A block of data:
━━━
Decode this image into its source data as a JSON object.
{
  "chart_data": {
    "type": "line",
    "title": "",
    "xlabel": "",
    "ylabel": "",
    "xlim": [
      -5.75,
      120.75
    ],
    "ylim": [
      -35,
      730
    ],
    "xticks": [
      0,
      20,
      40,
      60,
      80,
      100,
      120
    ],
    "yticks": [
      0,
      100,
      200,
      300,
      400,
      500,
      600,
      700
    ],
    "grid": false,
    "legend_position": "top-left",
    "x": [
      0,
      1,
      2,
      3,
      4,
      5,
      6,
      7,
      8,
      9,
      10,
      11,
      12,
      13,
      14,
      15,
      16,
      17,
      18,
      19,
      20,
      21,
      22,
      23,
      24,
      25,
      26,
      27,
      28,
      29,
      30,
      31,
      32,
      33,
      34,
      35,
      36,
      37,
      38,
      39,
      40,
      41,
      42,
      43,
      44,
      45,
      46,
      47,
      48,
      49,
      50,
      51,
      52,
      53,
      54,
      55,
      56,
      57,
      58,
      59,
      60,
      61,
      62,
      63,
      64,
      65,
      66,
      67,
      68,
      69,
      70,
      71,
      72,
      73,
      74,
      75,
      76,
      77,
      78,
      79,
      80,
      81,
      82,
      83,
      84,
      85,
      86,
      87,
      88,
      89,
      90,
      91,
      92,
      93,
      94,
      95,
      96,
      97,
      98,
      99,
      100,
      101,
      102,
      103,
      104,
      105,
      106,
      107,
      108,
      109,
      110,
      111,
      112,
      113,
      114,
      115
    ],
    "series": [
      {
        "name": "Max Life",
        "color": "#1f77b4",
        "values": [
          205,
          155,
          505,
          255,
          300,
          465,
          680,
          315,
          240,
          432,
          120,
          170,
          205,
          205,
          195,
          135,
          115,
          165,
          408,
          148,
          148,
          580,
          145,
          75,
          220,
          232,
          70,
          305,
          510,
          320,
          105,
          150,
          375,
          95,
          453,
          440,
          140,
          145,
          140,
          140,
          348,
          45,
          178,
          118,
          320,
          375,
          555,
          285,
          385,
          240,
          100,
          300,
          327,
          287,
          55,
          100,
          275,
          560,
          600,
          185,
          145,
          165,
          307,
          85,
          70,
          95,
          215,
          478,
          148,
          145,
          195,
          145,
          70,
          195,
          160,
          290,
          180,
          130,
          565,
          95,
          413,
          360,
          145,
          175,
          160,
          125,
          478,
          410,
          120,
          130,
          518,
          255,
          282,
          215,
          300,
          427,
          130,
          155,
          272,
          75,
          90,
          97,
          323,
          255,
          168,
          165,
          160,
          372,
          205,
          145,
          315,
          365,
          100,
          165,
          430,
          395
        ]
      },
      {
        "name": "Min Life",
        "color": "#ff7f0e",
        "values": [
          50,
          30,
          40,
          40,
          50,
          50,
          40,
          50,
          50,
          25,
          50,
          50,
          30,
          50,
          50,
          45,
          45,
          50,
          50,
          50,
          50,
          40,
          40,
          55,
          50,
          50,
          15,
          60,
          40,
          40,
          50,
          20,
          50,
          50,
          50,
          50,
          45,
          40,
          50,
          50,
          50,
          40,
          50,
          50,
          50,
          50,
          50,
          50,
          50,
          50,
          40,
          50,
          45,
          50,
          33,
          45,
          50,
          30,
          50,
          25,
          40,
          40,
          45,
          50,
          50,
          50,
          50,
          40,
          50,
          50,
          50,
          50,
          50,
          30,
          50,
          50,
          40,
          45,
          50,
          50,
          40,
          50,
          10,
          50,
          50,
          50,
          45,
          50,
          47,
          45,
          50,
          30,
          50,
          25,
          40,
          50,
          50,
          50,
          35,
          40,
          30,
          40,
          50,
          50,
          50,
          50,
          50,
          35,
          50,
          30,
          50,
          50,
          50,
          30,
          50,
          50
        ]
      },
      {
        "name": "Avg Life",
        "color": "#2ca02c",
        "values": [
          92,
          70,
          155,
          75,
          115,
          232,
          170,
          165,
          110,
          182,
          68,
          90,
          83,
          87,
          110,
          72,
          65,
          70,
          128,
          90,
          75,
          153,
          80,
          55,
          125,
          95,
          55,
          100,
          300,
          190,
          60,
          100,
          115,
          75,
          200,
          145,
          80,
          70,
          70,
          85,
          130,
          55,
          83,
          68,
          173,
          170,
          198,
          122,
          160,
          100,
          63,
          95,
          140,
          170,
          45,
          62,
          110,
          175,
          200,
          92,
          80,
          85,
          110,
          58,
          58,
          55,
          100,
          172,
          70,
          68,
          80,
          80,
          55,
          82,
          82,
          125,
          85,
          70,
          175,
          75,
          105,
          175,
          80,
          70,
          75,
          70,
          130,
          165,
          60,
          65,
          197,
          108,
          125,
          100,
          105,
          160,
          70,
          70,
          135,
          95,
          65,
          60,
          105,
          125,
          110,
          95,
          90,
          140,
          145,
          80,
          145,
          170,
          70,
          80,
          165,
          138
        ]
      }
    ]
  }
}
━━━
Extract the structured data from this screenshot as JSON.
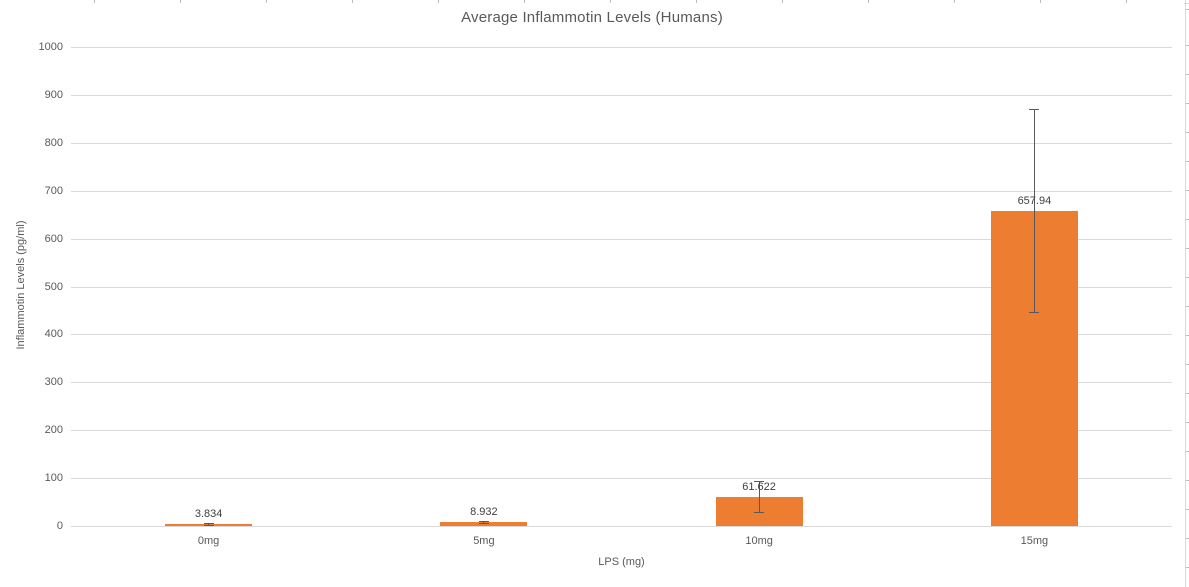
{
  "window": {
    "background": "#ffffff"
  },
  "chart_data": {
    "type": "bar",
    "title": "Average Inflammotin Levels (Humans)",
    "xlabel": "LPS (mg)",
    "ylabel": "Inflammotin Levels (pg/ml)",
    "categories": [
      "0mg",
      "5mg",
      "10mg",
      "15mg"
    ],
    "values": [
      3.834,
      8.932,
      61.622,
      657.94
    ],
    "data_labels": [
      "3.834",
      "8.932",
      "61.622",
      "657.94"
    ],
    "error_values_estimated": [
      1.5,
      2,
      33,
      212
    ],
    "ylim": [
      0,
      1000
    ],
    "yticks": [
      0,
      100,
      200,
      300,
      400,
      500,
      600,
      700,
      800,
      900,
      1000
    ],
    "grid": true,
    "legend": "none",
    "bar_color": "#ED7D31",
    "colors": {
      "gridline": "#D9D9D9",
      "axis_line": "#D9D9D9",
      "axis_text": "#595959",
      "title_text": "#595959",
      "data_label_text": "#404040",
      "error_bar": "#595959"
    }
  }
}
━━━
The answer must consist solely of the number of lines in the entries that contain the word "Levels".

2